▶ _WHAT IS REQUIRED_
Select, from the data, each line where "text" occurs.

— BEGIN ENTRIES SUPPLIED —

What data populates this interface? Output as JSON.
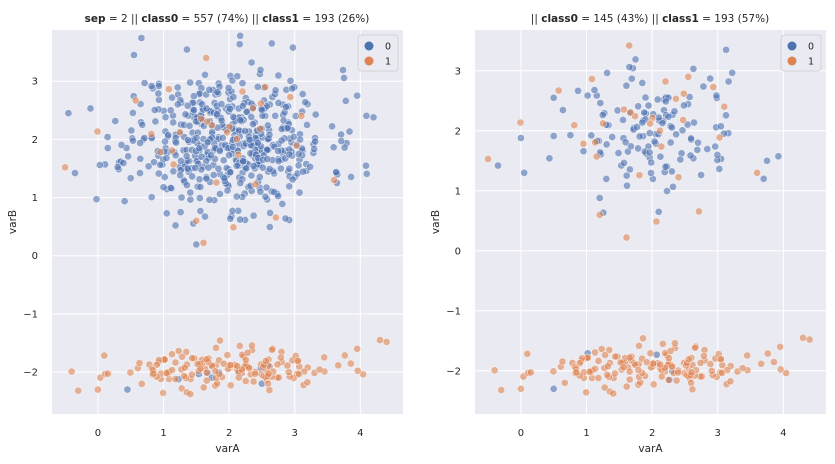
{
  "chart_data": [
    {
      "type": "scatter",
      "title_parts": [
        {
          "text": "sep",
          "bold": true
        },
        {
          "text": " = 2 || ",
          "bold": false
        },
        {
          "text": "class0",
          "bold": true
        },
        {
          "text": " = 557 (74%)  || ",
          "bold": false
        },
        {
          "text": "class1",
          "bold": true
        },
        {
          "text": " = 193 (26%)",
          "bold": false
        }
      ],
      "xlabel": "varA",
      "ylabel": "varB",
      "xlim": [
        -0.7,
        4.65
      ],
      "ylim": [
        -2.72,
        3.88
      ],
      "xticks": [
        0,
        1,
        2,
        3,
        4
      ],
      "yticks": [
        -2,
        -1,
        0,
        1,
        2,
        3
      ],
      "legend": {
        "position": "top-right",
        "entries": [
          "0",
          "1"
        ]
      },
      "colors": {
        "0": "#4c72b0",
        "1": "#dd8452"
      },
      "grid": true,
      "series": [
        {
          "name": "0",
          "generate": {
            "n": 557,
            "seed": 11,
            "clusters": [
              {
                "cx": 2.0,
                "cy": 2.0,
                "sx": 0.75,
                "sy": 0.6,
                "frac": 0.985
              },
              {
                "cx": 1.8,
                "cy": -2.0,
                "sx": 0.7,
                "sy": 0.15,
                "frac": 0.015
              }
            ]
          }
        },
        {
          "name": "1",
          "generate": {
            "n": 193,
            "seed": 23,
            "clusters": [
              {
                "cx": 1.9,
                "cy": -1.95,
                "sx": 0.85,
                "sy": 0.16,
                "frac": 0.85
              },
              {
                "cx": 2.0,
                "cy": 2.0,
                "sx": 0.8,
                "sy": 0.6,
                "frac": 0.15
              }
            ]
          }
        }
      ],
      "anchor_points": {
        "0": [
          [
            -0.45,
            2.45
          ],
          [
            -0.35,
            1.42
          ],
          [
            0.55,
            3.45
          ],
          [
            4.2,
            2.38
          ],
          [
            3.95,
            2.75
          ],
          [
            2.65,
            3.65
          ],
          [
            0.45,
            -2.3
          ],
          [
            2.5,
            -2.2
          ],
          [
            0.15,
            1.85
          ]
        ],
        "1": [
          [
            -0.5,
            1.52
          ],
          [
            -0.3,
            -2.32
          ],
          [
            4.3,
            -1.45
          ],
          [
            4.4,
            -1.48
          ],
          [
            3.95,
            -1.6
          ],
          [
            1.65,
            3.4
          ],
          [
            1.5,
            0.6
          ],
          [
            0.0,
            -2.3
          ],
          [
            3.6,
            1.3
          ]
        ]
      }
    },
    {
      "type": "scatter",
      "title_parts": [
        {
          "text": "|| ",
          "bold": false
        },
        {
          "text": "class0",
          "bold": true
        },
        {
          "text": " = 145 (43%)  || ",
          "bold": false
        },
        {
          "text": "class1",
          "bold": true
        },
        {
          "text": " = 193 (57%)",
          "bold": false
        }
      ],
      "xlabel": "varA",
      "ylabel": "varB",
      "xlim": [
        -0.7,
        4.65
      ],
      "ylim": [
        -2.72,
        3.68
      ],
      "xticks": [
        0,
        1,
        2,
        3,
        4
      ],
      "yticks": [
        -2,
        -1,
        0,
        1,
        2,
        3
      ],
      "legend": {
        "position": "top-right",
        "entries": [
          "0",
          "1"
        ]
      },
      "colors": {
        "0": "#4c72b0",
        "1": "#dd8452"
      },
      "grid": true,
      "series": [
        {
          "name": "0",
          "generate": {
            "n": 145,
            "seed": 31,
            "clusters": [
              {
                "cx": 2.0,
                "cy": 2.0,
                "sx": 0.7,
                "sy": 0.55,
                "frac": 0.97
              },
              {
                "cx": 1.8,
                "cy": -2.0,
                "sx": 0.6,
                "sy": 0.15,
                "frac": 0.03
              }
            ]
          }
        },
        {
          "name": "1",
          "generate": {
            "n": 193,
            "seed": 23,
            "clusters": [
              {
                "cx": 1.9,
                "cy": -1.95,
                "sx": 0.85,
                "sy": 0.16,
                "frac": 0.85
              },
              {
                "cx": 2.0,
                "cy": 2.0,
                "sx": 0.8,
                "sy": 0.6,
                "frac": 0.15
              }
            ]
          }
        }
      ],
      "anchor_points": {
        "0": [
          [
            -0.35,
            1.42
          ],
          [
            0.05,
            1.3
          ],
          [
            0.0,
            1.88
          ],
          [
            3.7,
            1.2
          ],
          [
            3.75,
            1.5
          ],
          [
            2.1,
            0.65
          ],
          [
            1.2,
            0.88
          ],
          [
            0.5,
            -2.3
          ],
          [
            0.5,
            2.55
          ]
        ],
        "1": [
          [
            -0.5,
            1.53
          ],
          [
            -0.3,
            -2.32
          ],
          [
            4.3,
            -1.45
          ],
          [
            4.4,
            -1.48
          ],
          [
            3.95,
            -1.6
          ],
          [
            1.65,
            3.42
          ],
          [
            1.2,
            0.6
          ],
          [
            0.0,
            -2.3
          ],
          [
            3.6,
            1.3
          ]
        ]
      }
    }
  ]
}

— END ENTRIES SUPPLIED —

▶ _THE ANSWER_
          "text": "sep",
          "text": " = 2 || ",
          "text": "class0",
          "text": " = 557 (74%)  || ",
          "text": "class1",
          "text": " = 193 (26%)",
          "text": "|| ",
          "text": "class0",
          "text": " = 145 (43%)  || ",
          "text": "class1",
          "text": " = 193 (57%)",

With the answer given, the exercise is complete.